Spatial annotation entries:
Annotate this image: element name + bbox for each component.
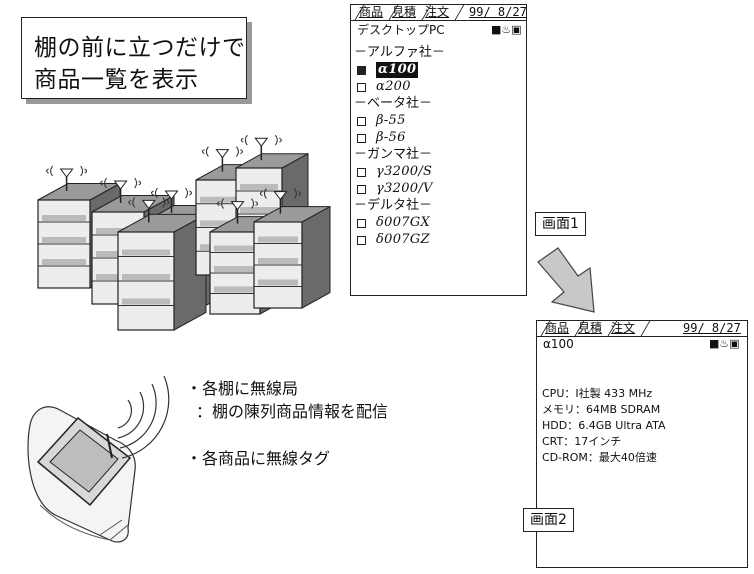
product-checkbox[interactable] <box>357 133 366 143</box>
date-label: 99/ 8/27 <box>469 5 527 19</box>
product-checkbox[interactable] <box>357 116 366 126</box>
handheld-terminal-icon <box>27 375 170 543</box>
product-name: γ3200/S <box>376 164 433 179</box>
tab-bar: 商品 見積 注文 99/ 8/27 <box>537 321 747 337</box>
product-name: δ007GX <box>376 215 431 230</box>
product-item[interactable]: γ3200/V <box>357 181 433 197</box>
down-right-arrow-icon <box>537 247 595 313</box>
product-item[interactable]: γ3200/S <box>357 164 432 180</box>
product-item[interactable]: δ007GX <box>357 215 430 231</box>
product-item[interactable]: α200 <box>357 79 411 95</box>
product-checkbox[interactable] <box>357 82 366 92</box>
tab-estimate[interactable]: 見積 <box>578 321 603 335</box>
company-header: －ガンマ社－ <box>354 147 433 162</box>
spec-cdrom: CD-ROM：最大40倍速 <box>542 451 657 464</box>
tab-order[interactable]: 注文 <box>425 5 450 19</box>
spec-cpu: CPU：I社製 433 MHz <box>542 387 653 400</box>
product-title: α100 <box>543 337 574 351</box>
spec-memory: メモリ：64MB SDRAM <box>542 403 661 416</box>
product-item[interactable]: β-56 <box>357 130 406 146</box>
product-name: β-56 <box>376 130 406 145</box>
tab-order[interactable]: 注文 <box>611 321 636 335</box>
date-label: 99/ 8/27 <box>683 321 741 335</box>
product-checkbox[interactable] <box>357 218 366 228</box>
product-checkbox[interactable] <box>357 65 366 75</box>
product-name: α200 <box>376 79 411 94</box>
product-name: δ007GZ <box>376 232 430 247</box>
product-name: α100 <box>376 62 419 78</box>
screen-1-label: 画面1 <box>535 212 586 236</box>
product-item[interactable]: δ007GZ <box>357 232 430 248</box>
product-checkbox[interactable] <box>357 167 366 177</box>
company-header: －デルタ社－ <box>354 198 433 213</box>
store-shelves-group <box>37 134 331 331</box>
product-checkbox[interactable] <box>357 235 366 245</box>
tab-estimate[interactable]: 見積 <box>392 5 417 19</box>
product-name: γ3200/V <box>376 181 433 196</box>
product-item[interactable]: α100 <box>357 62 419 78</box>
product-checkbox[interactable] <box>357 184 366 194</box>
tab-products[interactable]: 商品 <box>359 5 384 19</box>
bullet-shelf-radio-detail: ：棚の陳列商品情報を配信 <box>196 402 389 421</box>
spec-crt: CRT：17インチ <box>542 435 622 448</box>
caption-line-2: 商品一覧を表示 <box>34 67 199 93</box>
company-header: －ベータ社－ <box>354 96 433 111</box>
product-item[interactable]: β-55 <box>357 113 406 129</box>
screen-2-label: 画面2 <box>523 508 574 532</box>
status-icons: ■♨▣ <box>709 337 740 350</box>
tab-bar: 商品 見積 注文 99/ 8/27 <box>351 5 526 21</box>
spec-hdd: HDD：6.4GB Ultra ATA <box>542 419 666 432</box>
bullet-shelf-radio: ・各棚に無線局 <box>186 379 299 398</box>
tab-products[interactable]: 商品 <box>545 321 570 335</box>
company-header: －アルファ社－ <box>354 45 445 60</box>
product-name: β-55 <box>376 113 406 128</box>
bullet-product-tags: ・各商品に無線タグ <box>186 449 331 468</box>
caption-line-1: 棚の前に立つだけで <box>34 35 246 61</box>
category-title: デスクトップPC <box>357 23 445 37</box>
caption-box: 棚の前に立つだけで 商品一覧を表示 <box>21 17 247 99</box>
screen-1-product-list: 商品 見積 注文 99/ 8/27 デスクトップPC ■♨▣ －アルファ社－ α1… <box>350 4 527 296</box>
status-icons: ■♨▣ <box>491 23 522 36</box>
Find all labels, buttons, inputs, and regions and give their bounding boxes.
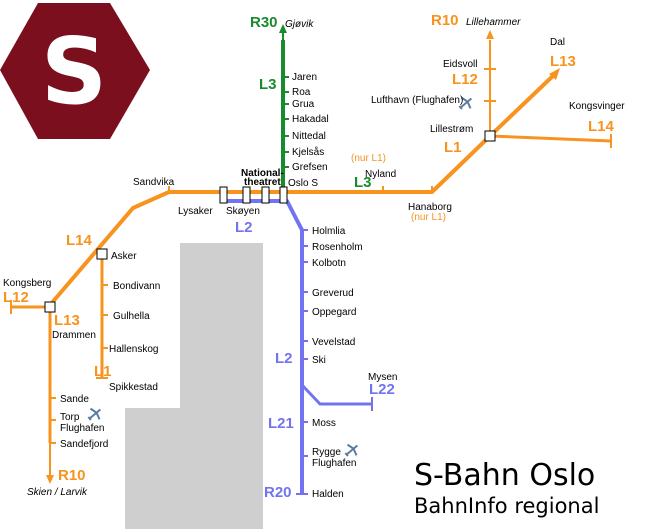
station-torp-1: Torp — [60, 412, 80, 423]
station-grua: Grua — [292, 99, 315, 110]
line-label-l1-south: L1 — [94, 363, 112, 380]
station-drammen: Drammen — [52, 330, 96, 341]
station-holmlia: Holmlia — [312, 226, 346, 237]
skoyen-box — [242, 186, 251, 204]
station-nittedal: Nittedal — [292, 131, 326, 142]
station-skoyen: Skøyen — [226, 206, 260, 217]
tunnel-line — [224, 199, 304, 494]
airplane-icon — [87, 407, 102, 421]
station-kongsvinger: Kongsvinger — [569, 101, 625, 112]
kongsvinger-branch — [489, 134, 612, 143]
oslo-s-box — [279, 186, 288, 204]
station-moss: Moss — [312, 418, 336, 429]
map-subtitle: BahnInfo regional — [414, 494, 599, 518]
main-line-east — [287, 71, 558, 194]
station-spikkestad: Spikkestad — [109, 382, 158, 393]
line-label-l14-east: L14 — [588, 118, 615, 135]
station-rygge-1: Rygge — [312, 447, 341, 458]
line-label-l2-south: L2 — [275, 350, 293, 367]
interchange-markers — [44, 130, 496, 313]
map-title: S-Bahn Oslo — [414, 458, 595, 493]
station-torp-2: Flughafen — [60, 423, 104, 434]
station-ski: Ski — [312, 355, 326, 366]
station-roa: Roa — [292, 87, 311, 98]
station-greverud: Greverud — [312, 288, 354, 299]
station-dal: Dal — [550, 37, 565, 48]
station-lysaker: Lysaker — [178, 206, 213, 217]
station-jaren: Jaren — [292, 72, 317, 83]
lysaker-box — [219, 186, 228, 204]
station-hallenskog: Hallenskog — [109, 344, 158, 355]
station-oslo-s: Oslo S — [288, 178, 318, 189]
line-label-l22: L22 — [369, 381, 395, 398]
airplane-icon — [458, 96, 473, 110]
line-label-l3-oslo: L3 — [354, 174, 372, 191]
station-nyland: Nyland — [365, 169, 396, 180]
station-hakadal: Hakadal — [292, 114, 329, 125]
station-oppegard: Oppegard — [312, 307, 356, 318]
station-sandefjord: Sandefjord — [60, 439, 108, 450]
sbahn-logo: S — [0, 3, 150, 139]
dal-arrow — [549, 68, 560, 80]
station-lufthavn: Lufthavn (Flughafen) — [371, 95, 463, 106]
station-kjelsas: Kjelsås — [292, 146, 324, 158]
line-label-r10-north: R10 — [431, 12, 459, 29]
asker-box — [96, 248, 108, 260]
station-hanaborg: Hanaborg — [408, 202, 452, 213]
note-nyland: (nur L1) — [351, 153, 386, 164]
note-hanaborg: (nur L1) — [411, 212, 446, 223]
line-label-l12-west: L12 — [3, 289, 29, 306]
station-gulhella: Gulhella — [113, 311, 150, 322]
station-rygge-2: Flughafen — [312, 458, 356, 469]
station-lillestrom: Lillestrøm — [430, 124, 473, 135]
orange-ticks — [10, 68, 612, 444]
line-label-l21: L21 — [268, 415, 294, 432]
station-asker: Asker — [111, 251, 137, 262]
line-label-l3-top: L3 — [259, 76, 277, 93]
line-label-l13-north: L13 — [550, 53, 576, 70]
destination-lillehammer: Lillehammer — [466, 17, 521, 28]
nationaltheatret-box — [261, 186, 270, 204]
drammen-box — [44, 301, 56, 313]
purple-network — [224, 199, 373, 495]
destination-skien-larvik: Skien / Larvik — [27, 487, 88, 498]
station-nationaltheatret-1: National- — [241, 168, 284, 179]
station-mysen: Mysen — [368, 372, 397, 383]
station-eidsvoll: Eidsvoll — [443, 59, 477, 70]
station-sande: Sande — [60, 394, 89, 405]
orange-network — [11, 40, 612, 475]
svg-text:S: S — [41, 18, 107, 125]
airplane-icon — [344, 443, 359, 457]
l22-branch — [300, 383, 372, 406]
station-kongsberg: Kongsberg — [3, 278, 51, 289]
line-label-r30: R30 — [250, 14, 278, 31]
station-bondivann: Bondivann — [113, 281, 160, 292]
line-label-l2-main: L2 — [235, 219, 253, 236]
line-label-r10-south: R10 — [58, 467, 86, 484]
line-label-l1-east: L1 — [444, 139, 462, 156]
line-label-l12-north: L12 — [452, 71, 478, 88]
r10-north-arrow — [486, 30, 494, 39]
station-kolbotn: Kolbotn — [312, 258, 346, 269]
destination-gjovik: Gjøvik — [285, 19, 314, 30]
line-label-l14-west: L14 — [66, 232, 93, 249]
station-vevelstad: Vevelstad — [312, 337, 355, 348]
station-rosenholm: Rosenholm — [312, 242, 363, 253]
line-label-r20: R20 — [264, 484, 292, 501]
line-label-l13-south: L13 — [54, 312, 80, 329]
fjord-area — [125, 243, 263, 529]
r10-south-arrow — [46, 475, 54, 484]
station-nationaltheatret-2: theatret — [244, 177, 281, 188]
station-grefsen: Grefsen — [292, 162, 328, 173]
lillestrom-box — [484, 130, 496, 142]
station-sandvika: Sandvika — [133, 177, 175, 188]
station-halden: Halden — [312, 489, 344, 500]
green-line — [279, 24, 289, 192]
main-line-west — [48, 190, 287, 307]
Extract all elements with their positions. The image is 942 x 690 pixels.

--

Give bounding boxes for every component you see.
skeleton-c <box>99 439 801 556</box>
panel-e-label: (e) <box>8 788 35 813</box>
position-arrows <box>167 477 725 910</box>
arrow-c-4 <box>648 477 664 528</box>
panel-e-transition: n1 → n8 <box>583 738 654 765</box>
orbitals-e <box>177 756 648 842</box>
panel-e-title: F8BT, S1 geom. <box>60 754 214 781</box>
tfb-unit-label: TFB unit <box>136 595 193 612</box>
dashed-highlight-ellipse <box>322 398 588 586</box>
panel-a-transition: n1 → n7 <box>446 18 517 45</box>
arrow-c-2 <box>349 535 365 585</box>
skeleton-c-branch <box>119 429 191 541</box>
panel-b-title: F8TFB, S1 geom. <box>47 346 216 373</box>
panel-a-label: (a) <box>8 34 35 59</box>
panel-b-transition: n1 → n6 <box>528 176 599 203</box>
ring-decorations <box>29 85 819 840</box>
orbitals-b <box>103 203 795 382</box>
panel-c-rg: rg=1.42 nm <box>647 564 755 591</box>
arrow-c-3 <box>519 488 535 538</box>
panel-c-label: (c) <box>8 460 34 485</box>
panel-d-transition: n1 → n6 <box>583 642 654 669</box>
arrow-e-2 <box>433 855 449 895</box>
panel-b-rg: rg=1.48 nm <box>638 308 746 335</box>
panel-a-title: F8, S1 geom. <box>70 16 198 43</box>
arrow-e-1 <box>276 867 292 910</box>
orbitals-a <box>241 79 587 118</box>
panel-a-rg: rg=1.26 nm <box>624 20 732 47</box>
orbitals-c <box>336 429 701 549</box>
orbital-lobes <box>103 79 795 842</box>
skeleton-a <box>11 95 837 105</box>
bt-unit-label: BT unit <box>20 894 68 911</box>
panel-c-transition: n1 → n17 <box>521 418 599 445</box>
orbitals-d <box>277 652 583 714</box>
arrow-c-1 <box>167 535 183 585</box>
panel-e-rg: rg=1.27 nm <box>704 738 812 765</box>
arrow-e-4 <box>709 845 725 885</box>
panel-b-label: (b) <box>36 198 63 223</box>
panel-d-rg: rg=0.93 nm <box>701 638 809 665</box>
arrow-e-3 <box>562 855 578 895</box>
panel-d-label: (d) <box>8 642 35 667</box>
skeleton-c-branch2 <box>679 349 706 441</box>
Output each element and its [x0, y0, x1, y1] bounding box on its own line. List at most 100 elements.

...

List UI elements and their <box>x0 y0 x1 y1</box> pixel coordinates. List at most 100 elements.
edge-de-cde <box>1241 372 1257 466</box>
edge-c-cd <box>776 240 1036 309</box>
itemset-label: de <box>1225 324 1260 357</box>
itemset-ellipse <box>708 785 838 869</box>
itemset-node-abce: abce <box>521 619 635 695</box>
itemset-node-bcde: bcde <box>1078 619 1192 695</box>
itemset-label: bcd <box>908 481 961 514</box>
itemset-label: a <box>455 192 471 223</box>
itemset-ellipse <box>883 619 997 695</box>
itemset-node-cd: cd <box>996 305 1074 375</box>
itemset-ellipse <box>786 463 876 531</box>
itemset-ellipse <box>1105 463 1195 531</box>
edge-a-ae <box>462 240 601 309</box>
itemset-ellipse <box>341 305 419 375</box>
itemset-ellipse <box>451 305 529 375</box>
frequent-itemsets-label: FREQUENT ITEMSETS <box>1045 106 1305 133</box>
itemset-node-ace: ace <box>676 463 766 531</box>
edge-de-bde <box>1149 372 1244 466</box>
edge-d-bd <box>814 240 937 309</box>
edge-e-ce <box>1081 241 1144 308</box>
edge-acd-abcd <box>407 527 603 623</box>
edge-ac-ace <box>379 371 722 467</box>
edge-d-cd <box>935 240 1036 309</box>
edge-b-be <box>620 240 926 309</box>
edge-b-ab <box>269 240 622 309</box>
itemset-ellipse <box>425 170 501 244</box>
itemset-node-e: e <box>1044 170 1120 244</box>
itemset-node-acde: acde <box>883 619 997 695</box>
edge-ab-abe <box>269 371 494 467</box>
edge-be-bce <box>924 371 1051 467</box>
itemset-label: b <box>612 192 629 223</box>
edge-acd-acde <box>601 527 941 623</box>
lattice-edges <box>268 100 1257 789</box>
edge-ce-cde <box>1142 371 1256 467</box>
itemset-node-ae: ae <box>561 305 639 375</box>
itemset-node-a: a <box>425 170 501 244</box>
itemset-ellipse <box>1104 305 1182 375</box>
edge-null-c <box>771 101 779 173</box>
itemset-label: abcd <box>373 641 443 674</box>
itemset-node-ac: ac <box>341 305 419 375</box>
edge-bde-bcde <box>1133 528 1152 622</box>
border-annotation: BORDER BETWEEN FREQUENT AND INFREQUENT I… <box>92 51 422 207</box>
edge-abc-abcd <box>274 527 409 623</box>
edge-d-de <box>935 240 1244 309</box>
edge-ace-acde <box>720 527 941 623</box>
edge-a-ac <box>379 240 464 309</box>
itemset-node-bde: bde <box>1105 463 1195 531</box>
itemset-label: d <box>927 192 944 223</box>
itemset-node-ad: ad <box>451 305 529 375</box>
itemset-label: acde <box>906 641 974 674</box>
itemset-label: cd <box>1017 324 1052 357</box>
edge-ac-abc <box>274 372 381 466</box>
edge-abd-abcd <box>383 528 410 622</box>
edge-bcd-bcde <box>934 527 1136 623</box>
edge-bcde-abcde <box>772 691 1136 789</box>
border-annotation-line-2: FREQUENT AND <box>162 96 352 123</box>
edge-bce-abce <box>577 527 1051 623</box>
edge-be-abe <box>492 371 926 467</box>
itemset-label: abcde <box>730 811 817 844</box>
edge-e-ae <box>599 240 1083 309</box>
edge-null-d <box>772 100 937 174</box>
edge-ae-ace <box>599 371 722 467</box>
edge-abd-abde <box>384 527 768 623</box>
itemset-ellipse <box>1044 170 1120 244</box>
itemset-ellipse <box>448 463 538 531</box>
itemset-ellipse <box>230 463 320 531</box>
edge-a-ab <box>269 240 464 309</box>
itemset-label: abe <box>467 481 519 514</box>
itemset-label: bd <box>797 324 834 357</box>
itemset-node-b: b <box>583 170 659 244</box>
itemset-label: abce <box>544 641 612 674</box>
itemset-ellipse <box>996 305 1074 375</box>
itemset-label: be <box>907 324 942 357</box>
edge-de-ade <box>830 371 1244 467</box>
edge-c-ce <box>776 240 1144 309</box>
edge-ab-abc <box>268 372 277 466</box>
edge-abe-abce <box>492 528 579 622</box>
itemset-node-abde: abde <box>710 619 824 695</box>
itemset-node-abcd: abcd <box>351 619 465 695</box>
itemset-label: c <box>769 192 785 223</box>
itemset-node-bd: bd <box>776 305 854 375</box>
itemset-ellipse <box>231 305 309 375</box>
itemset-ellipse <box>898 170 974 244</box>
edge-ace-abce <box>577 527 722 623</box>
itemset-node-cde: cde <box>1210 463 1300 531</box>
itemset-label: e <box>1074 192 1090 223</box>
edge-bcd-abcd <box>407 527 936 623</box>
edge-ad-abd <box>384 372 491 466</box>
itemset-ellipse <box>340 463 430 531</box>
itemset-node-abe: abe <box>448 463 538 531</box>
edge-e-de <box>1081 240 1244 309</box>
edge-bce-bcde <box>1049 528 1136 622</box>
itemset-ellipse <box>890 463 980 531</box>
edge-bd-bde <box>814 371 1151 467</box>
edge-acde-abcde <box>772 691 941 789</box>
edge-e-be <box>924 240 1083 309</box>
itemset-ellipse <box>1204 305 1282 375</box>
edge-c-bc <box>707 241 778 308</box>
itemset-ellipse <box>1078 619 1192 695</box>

**Stated goal**
Rewrite the rows from the one containing "Give bounding boxes" through the one containing "panel-b-label: (b) <box>36 198 63 223</box>", substituting "dashed-outline-ellipse" for "dashed-highlight-ellipse" and leaving everything else unchanged.

**Full solution**
Give bounding boxes for every component you see.
skeleton-c <box>99 439 801 556</box>
panel-e-label: (e) <box>8 788 35 813</box>
position-arrows <box>167 477 725 910</box>
arrow-c-4 <box>648 477 664 528</box>
panel-e-transition: n1 → n8 <box>583 738 654 765</box>
orbitals-e <box>177 756 648 842</box>
panel-e-title: F8BT, S1 geom. <box>60 754 214 781</box>
tfb-unit-label: TFB unit <box>136 595 193 612</box>
dashed-outline-ellipse <box>322 398 588 586</box>
panel-a-transition: n1 → n7 <box>446 18 517 45</box>
arrow-c-2 <box>349 535 365 585</box>
skeleton-c-branch <box>119 429 191 541</box>
panel-b-title: F8TFB, S1 geom. <box>47 346 216 373</box>
panel-a-label: (a) <box>8 34 35 59</box>
panel-b-transition: n1 → n6 <box>528 176 599 203</box>
ring-decorations <box>29 85 819 840</box>
orbitals-b <box>103 203 795 382</box>
panel-c-rg: rg=1.42 nm <box>647 564 755 591</box>
arrow-c-3 <box>519 488 535 538</box>
panel-c-label: (c) <box>8 460 34 485</box>
panel-d-transition: n1 → n6 <box>583 642 654 669</box>
arrow-e-2 <box>433 855 449 895</box>
panel-b-rg: rg=1.48 nm <box>638 308 746 335</box>
panel-a-title: F8, S1 geom. <box>70 16 198 43</box>
arrow-e-1 <box>276 867 292 910</box>
orbitals-a <box>241 79 587 118</box>
panel-a-rg: rg=1.26 nm <box>624 20 732 47</box>
orbitals-c <box>336 429 701 549</box>
orbital-lobes <box>103 79 795 842</box>
skeleton-a <box>11 95 837 105</box>
bt-unit-label: BT unit <box>20 894 68 911</box>
panel-c-transition: n1 → n17 <box>521 418 599 445</box>
orbitals-d <box>277 652 583 714</box>
arrow-c-1 <box>167 535 183 585</box>
panel-e-rg: rg=1.27 nm <box>704 738 812 765</box>
arrow-e-4 <box>709 845 725 885</box>
panel-b-label: (b) <box>36 198 63 223</box>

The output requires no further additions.